(Stored entries)
..............................
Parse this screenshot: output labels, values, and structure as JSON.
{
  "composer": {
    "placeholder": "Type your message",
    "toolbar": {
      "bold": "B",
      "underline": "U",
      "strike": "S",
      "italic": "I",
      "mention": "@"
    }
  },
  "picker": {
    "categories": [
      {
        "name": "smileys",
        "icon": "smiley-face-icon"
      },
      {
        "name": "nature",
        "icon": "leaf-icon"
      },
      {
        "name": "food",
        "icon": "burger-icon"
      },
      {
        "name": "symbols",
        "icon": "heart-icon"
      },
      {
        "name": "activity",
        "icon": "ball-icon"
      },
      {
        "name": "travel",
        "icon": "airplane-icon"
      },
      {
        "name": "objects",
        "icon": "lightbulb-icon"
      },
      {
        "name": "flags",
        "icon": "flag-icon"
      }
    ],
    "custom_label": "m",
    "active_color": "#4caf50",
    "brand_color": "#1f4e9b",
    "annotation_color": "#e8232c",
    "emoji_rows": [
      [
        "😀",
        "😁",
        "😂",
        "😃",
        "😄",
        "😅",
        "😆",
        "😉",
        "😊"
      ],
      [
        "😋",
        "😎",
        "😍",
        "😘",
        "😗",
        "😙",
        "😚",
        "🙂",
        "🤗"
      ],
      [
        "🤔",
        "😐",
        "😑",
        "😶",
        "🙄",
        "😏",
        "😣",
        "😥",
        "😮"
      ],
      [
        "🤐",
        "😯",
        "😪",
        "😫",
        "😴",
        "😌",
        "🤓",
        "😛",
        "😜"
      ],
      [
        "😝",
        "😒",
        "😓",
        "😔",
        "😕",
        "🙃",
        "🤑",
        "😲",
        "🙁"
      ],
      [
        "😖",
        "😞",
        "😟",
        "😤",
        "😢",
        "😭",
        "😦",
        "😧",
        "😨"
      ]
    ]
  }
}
..............................
Short task:
Report only a number: how many lines in the material above contain the string "icon".

Written answer:
8